- [Set problem]: Give, as a bare number, the count of lines that contain the word "Rata".

START Records for this task

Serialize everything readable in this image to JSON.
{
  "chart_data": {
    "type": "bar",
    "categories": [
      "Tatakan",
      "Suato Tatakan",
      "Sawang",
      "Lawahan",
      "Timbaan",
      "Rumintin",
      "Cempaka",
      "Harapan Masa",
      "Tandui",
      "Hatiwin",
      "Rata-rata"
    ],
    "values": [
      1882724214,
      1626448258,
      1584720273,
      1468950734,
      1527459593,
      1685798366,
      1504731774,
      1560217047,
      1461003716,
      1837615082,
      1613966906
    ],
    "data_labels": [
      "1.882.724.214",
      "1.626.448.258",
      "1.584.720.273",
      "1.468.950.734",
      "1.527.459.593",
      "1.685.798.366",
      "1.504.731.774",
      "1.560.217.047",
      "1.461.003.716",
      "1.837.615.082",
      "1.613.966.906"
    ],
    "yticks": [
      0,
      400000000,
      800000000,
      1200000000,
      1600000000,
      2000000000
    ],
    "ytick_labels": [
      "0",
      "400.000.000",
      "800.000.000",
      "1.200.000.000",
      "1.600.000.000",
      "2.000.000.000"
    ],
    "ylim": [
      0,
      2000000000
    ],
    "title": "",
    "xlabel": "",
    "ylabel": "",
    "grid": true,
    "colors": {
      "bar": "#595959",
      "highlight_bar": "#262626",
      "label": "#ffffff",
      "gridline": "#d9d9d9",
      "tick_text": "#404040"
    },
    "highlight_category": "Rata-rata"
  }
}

END Records for this task

- [The output]: 2